---------- MATERIAL SHOWN ----------

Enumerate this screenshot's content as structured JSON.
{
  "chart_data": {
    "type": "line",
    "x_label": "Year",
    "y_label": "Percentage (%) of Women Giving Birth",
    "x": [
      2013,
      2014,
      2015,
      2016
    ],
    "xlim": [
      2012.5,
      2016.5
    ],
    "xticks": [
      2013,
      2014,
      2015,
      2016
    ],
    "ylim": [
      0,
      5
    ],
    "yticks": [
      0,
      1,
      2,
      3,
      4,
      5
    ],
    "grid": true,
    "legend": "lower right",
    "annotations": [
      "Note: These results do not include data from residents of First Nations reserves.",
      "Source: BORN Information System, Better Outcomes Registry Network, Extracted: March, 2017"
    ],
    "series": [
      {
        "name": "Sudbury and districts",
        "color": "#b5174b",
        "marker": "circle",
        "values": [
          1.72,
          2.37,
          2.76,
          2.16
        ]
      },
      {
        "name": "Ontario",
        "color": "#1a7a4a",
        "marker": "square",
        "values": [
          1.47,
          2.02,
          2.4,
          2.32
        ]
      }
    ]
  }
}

----------

▶ **WHAT IS ASKED**
Work through the data and report how many of its lines hold the word "name", giving only the figure.

▶ **SOLUTION TO THIS EXERCISE**
2